(Stored data entries)
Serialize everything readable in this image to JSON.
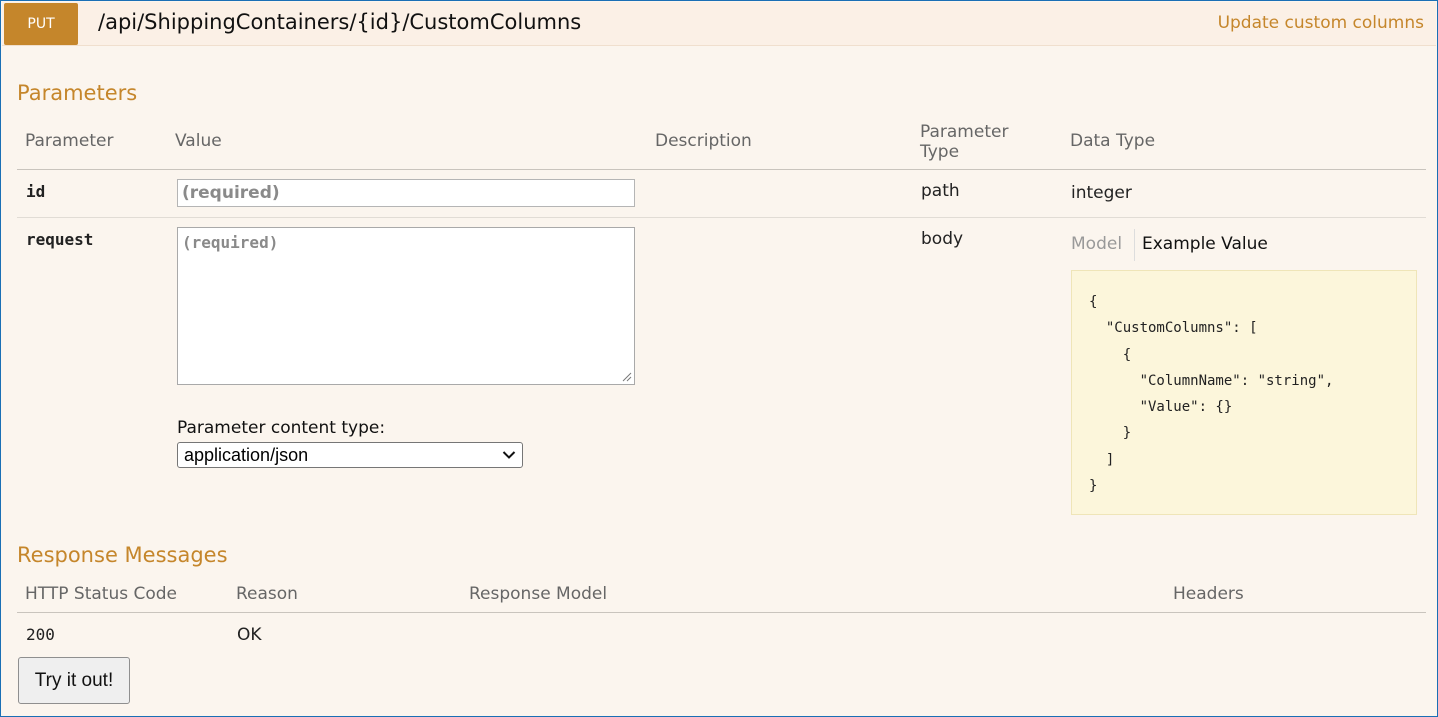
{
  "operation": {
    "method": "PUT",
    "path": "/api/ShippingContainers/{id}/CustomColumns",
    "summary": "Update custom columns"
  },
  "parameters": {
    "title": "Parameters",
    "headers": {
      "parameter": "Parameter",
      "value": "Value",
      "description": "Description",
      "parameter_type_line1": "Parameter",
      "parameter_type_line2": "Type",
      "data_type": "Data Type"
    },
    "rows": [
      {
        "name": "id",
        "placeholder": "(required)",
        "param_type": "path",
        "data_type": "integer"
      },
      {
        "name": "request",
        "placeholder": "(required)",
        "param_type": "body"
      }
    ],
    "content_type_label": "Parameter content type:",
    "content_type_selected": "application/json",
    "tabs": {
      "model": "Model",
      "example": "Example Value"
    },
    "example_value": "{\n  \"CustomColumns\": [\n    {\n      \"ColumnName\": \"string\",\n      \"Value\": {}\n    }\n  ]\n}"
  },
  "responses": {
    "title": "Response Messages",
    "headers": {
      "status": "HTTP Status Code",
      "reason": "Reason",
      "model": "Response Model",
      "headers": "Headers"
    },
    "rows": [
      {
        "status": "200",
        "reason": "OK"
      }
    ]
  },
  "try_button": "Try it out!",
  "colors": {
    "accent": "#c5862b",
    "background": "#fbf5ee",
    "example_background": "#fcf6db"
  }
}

--

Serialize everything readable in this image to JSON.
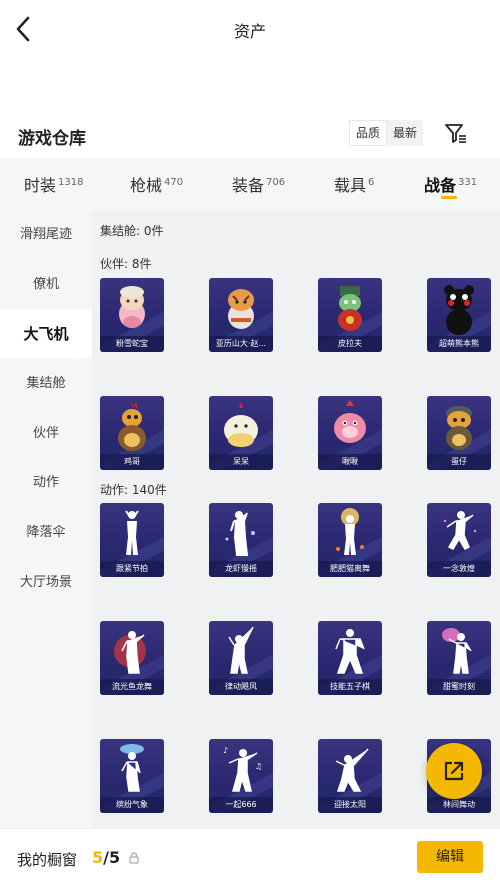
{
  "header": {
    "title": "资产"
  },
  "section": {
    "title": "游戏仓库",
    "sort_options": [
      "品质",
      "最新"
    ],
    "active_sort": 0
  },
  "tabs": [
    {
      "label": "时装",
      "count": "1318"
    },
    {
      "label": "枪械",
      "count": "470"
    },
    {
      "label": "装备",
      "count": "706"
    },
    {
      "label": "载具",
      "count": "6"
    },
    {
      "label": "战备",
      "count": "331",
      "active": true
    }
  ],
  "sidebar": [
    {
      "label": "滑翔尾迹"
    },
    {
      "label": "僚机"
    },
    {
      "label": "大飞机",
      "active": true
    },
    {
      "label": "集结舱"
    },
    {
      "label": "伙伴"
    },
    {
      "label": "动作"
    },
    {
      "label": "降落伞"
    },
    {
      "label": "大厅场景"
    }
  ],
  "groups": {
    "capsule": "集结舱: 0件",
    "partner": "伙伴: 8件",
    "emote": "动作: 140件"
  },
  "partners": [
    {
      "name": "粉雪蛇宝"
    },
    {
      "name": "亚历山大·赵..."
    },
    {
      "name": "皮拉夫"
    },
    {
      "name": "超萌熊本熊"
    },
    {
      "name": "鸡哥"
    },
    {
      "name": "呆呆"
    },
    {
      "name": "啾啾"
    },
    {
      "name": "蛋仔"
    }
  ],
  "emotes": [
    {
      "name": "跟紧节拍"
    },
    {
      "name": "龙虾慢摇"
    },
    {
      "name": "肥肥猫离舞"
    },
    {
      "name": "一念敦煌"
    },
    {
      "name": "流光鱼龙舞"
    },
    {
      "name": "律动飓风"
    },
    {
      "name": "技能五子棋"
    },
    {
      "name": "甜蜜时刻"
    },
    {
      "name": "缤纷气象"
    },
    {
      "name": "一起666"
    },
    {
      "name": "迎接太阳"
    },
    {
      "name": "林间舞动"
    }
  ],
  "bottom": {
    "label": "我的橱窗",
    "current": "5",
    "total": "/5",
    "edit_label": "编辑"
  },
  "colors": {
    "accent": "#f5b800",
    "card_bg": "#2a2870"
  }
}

## TASK DIRECTIONS
Filter the listing above by the word "Value"; copy each line that passes.

## ANSWER TO THIS EXERCISE
      "value": "Value",
      "example": "Example Value"
    "example_value": "{\n  \"CustomColumns\": [\n    {\n      \"ColumnName\": \"string\",\n      \"Value\": {}\n    }\n  ]\n}"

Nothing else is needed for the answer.